> Work to do: Emit the data below verbatim, stripping out any pictures.

> Working data:

= = = =

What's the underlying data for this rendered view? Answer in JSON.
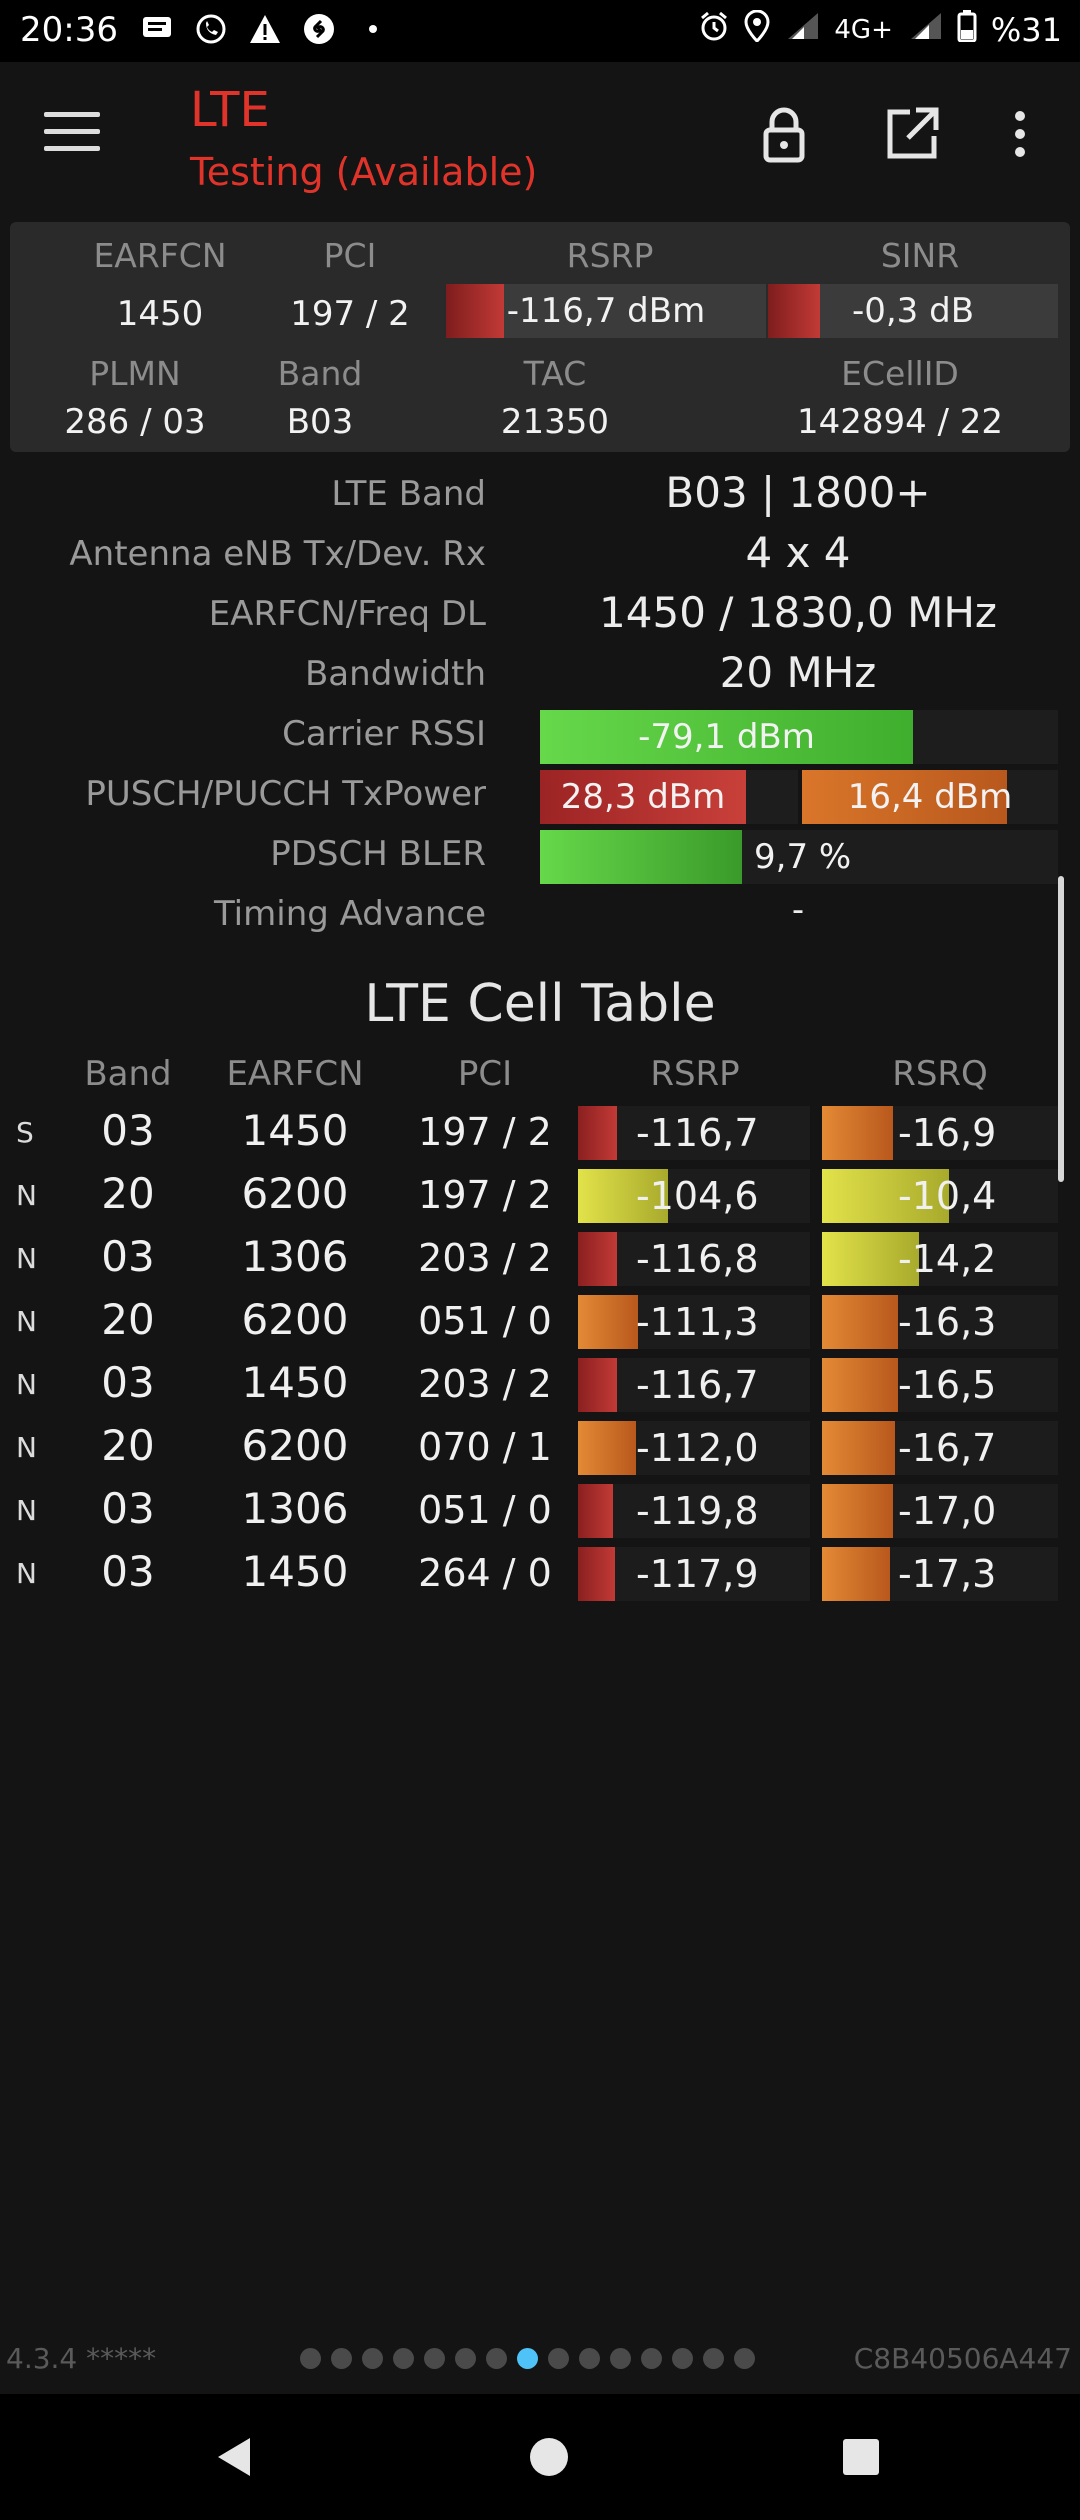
{
  "status_bar": {
    "time": "20:36",
    "network": "4G+",
    "battery": "%31",
    "icons": [
      "message-icon",
      "whatsapp-icon",
      "warning-icon",
      "shazam-icon",
      "dot-icon",
      "alarm-icon",
      "location-icon",
      "signal-icon",
      "signal-icon-2",
      "battery-icon"
    ]
  },
  "app_bar": {
    "title": "LTE",
    "subtitle": "Testing (Available)",
    "accent": "#e0342b"
  },
  "summary": {
    "labels": {
      "earfcn": "EARFCN",
      "pci": "PCI",
      "rsrp": "RSRP",
      "sinr": "SINR",
      "plmn": "PLMN",
      "band": "Band",
      "tac": "TAC",
      "ecellid": "ECellID"
    },
    "values": {
      "earfcn": "1450",
      "pci": "197 / 2",
      "rsrp": "-116,7 dBm",
      "rsrp_level": 0.18,
      "sinr": "-0,3 dB",
      "sinr_level": 0.18,
      "plmn": "286 / 03",
      "band": "B03",
      "tac": "21350",
      "ecellid": "142894 / 22"
    }
  },
  "details": {
    "lte_band": {
      "label": "LTE Band",
      "value": "B03 | 1800+"
    },
    "antenna": {
      "label": "Antenna eNB Tx/Dev. Rx",
      "value": "4 x 4"
    },
    "freq": {
      "label": "EARFCN/Freq DL",
      "value": "1450 / 1830,0 MHz"
    },
    "bandwidth": {
      "label": "Bandwidth",
      "value": "20 MHz"
    },
    "rssi": {
      "label": "Carrier RSSI",
      "value": "-79,1 dBm",
      "level": 0.72
    },
    "txpower": {
      "label": "PUSCH/PUCCH TxPower",
      "pusch": "28,3 dBm",
      "pusch_level": 0.8,
      "pucch": "16,4 dBm",
      "pucch_level": 0.8
    },
    "bler": {
      "label": "PDSCH BLER",
      "value": "9,7 %",
      "level": 0.39
    },
    "timing": {
      "label": "Timing Advance",
      "value": "-"
    }
  },
  "cell_table": {
    "title": "LTE Cell Table",
    "headers": {
      "band": "Band",
      "earfcn": "EARFCN",
      "pci": "PCI",
      "rsrp": "RSRP",
      "rsrq": "RSRQ"
    },
    "rows": [
      {
        "type": "S",
        "band": "03",
        "earfcn": "1450",
        "pci": "197 / 2",
        "rsrp": "-116,7",
        "rsrp_level": 0.17,
        "rsrp_color": "red",
        "rsrq": "-16,9",
        "rsrq_level": 0.3,
        "rsrq_color": "orange"
      },
      {
        "type": "N",
        "band": "20",
        "earfcn": "6200",
        "pci": "197 / 2",
        "rsrp": "-104,6",
        "rsrp_level": 0.39,
        "rsrp_color": "yellow",
        "rsrq": "-10,4",
        "rsrq_level": 0.54,
        "rsrq_color": "yellow"
      },
      {
        "type": "N",
        "band": "03",
        "earfcn": "1306",
        "pci": "203 / 2",
        "rsrp": "-116,8",
        "rsrp_level": 0.17,
        "rsrp_color": "red",
        "rsrq": "-14,2",
        "rsrq_level": 0.41,
        "rsrq_color": "yellow"
      },
      {
        "type": "N",
        "band": "20",
        "earfcn": "6200",
        "pci": "051 / 0",
        "rsrp": "-111,3",
        "rsrp_level": 0.26,
        "rsrp_color": "orange",
        "rsrq": "-16,3",
        "rsrq_level": 0.32,
        "rsrq_color": "orange"
      },
      {
        "type": "N",
        "band": "03",
        "earfcn": "1450",
        "pci": "203 / 2",
        "rsrp": "-116,7",
        "rsrp_level": 0.17,
        "rsrp_color": "red",
        "rsrq": "-16,5",
        "rsrq_level": 0.32,
        "rsrq_color": "orange"
      },
      {
        "type": "N",
        "band": "20",
        "earfcn": "6200",
        "pci": "070 / 1",
        "rsrp": "-112,0",
        "rsrp_level": 0.25,
        "rsrp_color": "orange",
        "rsrq": "-16,7",
        "rsrq_level": 0.31,
        "rsrq_color": "orange"
      },
      {
        "type": "N",
        "band": "03",
        "earfcn": "1306",
        "pci": "051 / 0",
        "rsrp": "-119,8",
        "rsrp_level": 0.15,
        "rsrp_color": "red",
        "rsrq": "-17,0",
        "rsrq_level": 0.3,
        "rsrq_color": "orange"
      },
      {
        "type": "N",
        "band": "03",
        "earfcn": "1450",
        "pci": "264 / 0",
        "rsrp": "-117,9",
        "rsrp_level": 0.16,
        "rsrp_color": "red",
        "rsrq": "-17,3",
        "rsrq_level": 0.29,
        "rsrq_color": "orange"
      }
    ]
  },
  "footer": {
    "version": "4.3.4 *****",
    "device_id": "C8B40506A447",
    "page_count": 15,
    "active_page": 8
  },
  "colors": {
    "red": "#b02e2c",
    "orange": "#d9762a",
    "yellow": "#c8c93a",
    "green": "#55c43c",
    "active_dot": "#4fc3f7"
  }
}
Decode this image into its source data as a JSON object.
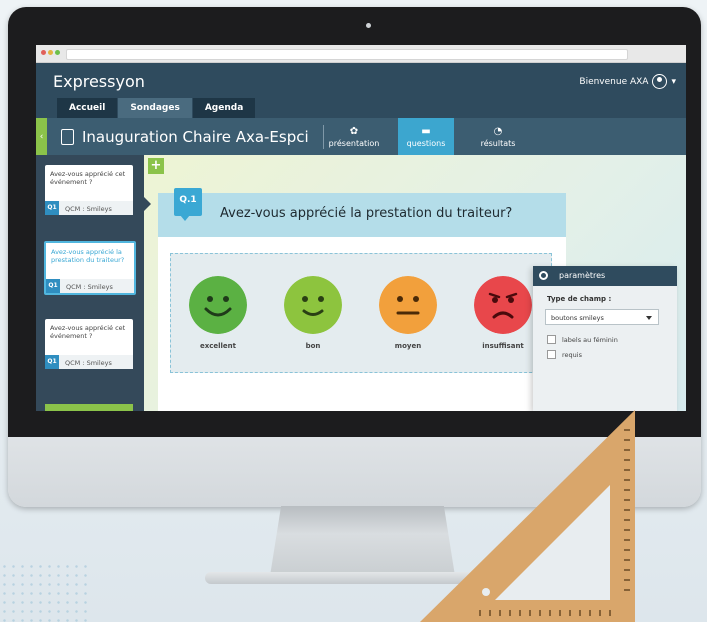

= = = =

> Result:
What's the underlying data for this rendered view? Answer in JSON.
{
  "status_bar": {
    "time": "20:36",
    "network": "4G+",
    "battery": "%31",
    "icons": [
      "message-icon",
      "whatsapp-icon",
      "warning-icon",
      "shazam-icon",
      "dot-icon",
      "alarm-icon",
      "location-icon",
      "signal-icon",
      "signal-icon-2",
      "battery-icon"
    ]
  },
  "app_bar": {
    "title": "LTE",
    "subtitle": "Testing (Available)",
    "accent": "#e0342b"
  },
  "summary": {
    "labels": {
      "earfcn": "EARFCN",
      "pci": "PCI",
      "rsrp": "RSRP",
      "sinr": "SINR",
      "plmn": "PLMN",
      "band": "Band",
      "tac": "TAC",
      "ecellid": "ECellID"
    },
    "values": {
      "earfcn": "1450",
      "pci": "197 / 2",
      "rsrp": "-116,7 dBm",
      "rsrp_level": 0.18,
      "sinr": "-0,3 dB",
      "sinr_level": 0.18,
      "plmn": "286 / 03",
      "band": "B03",
      "tac": "21350",
      "ecellid": "142894 / 22"
    }
  },
  "details": {
    "lte_band": {
      "label": "LTE Band",
      "value": "B03 | 1800+"
    },
    "antenna": {
      "label": "Antenna eNB Tx/Dev. Rx",
      "value": "4 x 4"
    },
    "freq": {
      "label": "EARFCN/Freq DL",
      "value": "1450 / 1830,0 MHz"
    },
    "bandwidth": {
      "label": "Bandwidth",
      "value": "20 MHz"
    },
    "rssi": {
      "label": "Carrier RSSI",
      "value": "-79,1 dBm",
      "level": 0.72
    },
    "txpower": {
      "label": "PUSCH/PUCCH TxPower",
      "pusch": "28,3 dBm",
      "pusch_level": 0.8,
      "pucch": "16,4 dBm",
      "pucch_level": 0.8
    },
    "bler": {
      "label": "PDSCH BLER",
      "value": "9,7 %",
      "level": 0.39
    },
    "timing": {
      "label": "Timing Advance",
      "value": "-"
    }
  },
  "cell_table": {
    "title": "LTE Cell Table",
    "headers": {
      "band": "Band",
      "earfcn": "EARFCN",
      "pci": "PCI",
      "rsrp": "RSRP",
      "rsrq": "RSRQ"
    },
    "rows": [
      {
        "type": "S",
        "band": "03",
        "earfcn": "1450",
        "pci": "197 / 2",
        "rsrp": "-116,7",
        "rsrp_level": 0.17,
        "rsrp_color": "red",
        "rsrq": "-16,9",
        "rsrq_level": 0.3,
        "rsrq_color": "orange"
      },
      {
        "type": "N",
        "band": "20",
        "earfcn": "6200",
        "pci": "197 / 2",
        "rsrp": "-104,6",
        "rsrp_level": 0.39,
        "rsrp_color": "yellow",
        "rsrq": "-10,4",
        "rsrq_level": 0.54,
        "rsrq_color": "yellow"
      },
      {
        "type": "N",
        "band": "03",
        "earfcn": "1306",
        "pci": "203 / 2",
        "rsrp": "-116,8",
        "rsrp_level": 0.17,
        "rsrp_color": "red",
        "rsrq": "-14,2",
        "rsrq_level": 0.41,
        "rsrq_color": "yellow"
      },
      {
        "type": "N",
        "band": "20",
        "earfcn": "6200",
        "pci": "051 / 0",
        "rsrp": "-111,3",
        "rsrp_level": 0.26,
        "rsrp_color": "orange",
        "rsrq": "-16,3",
        "rsrq_level": 0.32,
        "rsrq_color": "orange"
      },
      {
        "type": "N",
        "band": "03",
        "earfcn": "1450",
        "pci": "203 / 2",
        "rsrp": "-116,7",
        "rsrp_level": 0.17,
        "rsrp_color": "red",
        "rsrq": "-16,5",
        "rsrq_level": 0.32,
        "rsrq_color": "orange"
      },
      {
        "type": "N",
        "band": "20",
        "earfcn": "6200",
        "pci": "070 / 1",
        "rsrp": "-112,0",
        "rsrp_level": 0.25,
        "rsrp_color": "orange",
        "rsrq": "-16,7",
        "rsrq_level": 0.31,
        "rsrq_color": "orange"
      },
      {
        "type": "N",
        "band": "03",
        "earfcn": "1306",
        "pci": "051 / 0",
        "rsrp": "-119,8",
        "rsrp_level": 0.15,
        "rsrp_color": "red",
        "rsrq": "-17,0",
        "rsrq_level": 0.3,
        "rsrq_color": "orange"
      },
      {
        "type": "N",
        "band": "03",
        "earfcn": "1450",
        "pci": "264 / 0",
        "rsrp": "-117,9",
        "rsrp_level": 0.16,
        "rsrp_color": "red",
        "rsrq": "-17,3",
        "rsrq_level": 0.29,
        "rsrq_color": "orange"
      }
    ]
  },
  "footer": {
    "version": "4.3.4 *****",
    "device_id": "C8B40506A447",
    "page_count": 15,
    "active_page": 8
  },
  "colors": {
    "red": "#b02e2c",
    "orange": "#d9762a",
    "yellow": "#c8c93a",
    "green": "#55c43c",
    "active_dot": "#4fc3f7"
  }
}
Decode this image into its source data as a JSON object.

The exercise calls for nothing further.